### [To do]
Omit every picture, then give all the entries again exactly.

— start of Listing —

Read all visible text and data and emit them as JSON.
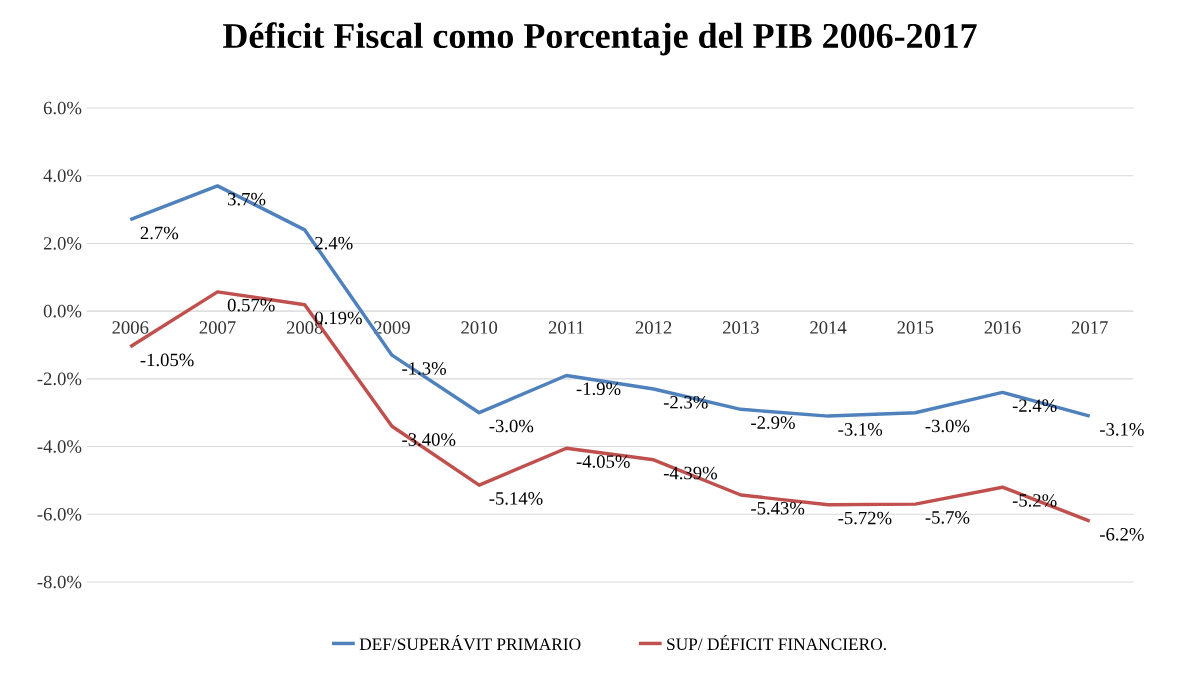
{
  "chart_data": {
    "type": "line",
    "title": "Déficit Fiscal como Porcentaje del PIB 2006-2017",
    "categories": [
      "2006",
      "2007",
      "2008",
      "2009",
      "2010",
      "2011",
      "2012",
      "2013",
      "2014",
      "2015",
      "2016",
      "2017"
    ],
    "series": [
      {
        "name": "DEF/SUPERÁVIT PRIMARIO",
        "color": "#4f81bd",
        "values": [
          2.7,
          3.7,
          2.4,
          -1.3,
          -3.0,
          -1.9,
          -2.3,
          -2.9,
          -3.1,
          -3.0,
          -2.4,
          -3.1
        ],
        "value_labels": [
          "2.7%",
          "3.7%",
          "2.4%",
          "-1.3%",
          "-3.0%",
          "-1.9%",
          "-2.3%",
          "-2.9%",
          "-3.1%",
          "-3.0%",
          "-2.4%",
          "-3.1%"
        ]
      },
      {
        "name": "SUP/ DÉFICIT  FINANCIERO.",
        "color": "#c0504d",
        "values": [
          -1.05,
          0.57,
          0.19,
          -3.4,
          -5.14,
          -4.05,
          -4.39,
          -5.43,
          -5.72,
          -5.7,
          -5.2,
          -6.2
        ],
        "value_labels": [
          "-1.05%",
          "0.57%",
          "0.19%",
          "-3.40%",
          "-5.14%",
          "-4.05%",
          "-4.39%",
          "-5.43%",
          "-5.72%",
          "-5.7%",
          "-5.2%",
          "-6.2%"
        ]
      }
    ],
    "ylim": [
      -8,
      6
    ],
    "yticks": [
      {
        "value": -8,
        "label": "-8.0%"
      },
      {
        "value": -6,
        "label": "-6.0%"
      },
      {
        "value": -4,
        "label": "-4.0%"
      },
      {
        "value": -2,
        "label": "-2.0%"
      },
      {
        "value": 0,
        "label": "0.0%"
      },
      {
        "value": 2,
        "label": "2.0%"
      },
      {
        "value": 4,
        "label": "4.0%"
      },
      {
        "value": 6,
        "label": "6.0%"
      }
    ],
    "grid": "y",
    "legend": "bottom"
  }
}
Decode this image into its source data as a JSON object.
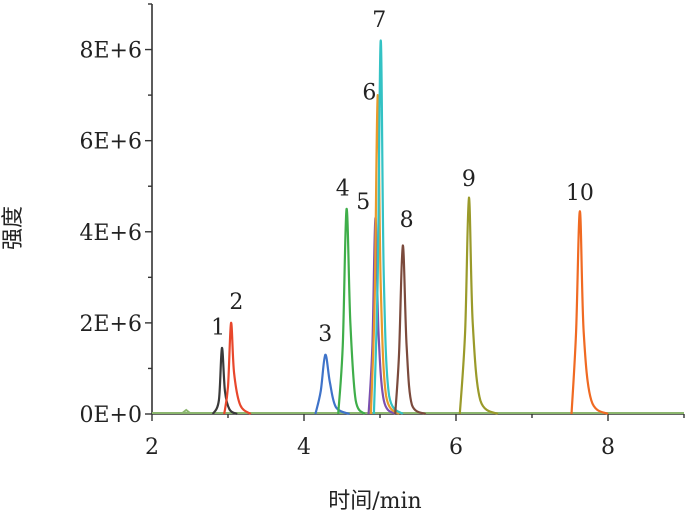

— end of Listing —

### [Answer to this problem]
Read all visible text and data and emit them as JSON.
{
  "chart_data": {
    "type": "line",
    "title": "Déficit Fiscal como Porcentaje del PIB 2006-2017",
    "categories": [
      "2006",
      "2007",
      "2008",
      "2009",
      "2010",
      "2011",
      "2012",
      "2013",
      "2014",
      "2015",
      "2016",
      "2017"
    ],
    "series": [
      {
        "name": "DEF/SUPERÁVIT PRIMARIO",
        "color": "#4f81bd",
        "values": [
          2.7,
          3.7,
          2.4,
          -1.3,
          -3.0,
          -1.9,
          -2.3,
          -2.9,
          -3.1,
          -3.0,
          -2.4,
          -3.1
        ],
        "value_labels": [
          "2.7%",
          "3.7%",
          "2.4%",
          "-1.3%",
          "-3.0%",
          "-1.9%",
          "-2.3%",
          "-2.9%",
          "-3.1%",
          "-3.0%",
          "-2.4%",
          "-3.1%"
        ]
      },
      {
        "name": "SUP/ DÉFICIT  FINANCIERO.",
        "color": "#c0504d",
        "values": [
          -1.05,
          0.57,
          0.19,
          -3.4,
          -5.14,
          -4.05,
          -4.39,
          -5.43,
          -5.72,
          -5.7,
          -5.2,
          -6.2
        ],
        "value_labels": [
          "-1.05%",
          "0.57%",
          "0.19%",
          "-3.40%",
          "-5.14%",
          "-4.05%",
          "-4.39%",
          "-5.43%",
          "-5.72%",
          "-5.7%",
          "-5.2%",
          "-6.2%"
        ]
      }
    ],
    "ylim": [
      -8,
      6
    ],
    "yticks": [
      {
        "value": -8,
        "label": "-8.0%"
      },
      {
        "value": -6,
        "label": "-6.0%"
      },
      {
        "value": -4,
        "label": "-4.0%"
      },
      {
        "value": -2,
        "label": "-2.0%"
      },
      {
        "value": 0,
        "label": "0.0%"
      },
      {
        "value": 2,
        "label": "2.0%"
      },
      {
        "value": 4,
        "label": "4.0%"
      },
      {
        "value": 6,
        "label": "6.0%"
      }
    ],
    "grid": "y",
    "legend": "bottom"
  }
}
Decode this image into its source data as a JSON object.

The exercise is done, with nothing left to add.